* TASK OBJECTIVE *
In your reply, write out each entry exactly as given.

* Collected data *

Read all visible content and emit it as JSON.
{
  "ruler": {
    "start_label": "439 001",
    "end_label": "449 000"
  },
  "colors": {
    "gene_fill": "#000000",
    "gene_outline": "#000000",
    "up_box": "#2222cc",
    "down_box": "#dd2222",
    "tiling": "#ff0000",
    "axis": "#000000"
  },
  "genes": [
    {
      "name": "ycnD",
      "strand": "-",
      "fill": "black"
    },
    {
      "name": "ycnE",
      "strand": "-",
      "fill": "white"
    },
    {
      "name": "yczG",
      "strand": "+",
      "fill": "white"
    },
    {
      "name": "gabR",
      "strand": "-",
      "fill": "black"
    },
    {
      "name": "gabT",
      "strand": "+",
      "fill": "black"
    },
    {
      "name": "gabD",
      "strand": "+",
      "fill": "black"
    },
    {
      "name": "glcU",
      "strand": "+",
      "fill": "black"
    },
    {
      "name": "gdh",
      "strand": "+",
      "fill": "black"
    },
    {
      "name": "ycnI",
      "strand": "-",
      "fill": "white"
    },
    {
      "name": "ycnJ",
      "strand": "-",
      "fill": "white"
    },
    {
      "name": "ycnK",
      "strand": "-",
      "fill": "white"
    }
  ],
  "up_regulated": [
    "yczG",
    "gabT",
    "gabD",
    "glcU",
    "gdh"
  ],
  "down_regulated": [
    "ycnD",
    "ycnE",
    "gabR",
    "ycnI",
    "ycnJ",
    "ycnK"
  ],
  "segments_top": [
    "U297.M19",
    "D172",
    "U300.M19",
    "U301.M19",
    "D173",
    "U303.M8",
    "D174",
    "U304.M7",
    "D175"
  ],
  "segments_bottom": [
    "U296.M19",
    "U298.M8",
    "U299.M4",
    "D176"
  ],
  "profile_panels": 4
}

* EXERCISE RESULT *
Read all visible content and emit it as JSON.
{
  "ruler": {
    "start_label": "439 001",
    "end_label": "449 000"
  },
  "colors": {
    "gene_fill": "#000000",
    "gene_outline": "#000000",
    "up_box": "#2222cc",
    "down_box": "#dd2222",
    "tiling": "#ff0000",
    "axis": "#000000"
  },
  "genes": [
    {
      "name": "ycnD",
      "strand": "-",
      "fill": "black"
    },
    {
      "name": "ycnE",
      "strand": "-",
      "fill": "white"
    },
    {
      "name": "yczG",
      "strand": "+",
      "fill": "white"
    },
    {
      "name": "gabR",
      "strand": "-",
      "fill": "black"
    },
    {
      "name": "gabT",
      "strand": "+",
      "fill": "black"
    },
    {
      "name": "gabD",
      "strand": "+",
      "fill": "black"
    },
    {
      "name": "glcU",
      "strand": "+",
      "fill": "black"
    },
    {
      "name": "gdh",
      "strand": "+",
      "fill": "black"
    },
    {
      "name": "ycnI",
      "strand": "-",
      "fill": "white"
    },
    {
      "name": "ycnJ",
      "strand": "-",
      "fill": "white"
    },
    {
      "name": "ycnK",
      "strand": "-",
      "fill": "white"
    }
  ],
  "up_regulated": [
    "yczG",
    "gabT",
    "gabD",
    "glcU",
    "gdh"
  ],
  "down_regulated": [
    "ycnD",
    "ycnE",
    "gabR",
    "ycnI",
    "ycnJ",
    "ycnK"
  ],
  "segments_top": [
    "U297.M19",
    "D172",
    "U300.M19",
    "U301.M19",
    "D173",
    "U303.M8",
    "D174",
    "U304.M7",
    "D175"
  ],
  "segments_bottom": [
    "U296.M19",
    "U298.M8",
    "U299.M4",
    "D176"
  ],
  "profile_panels": 4
}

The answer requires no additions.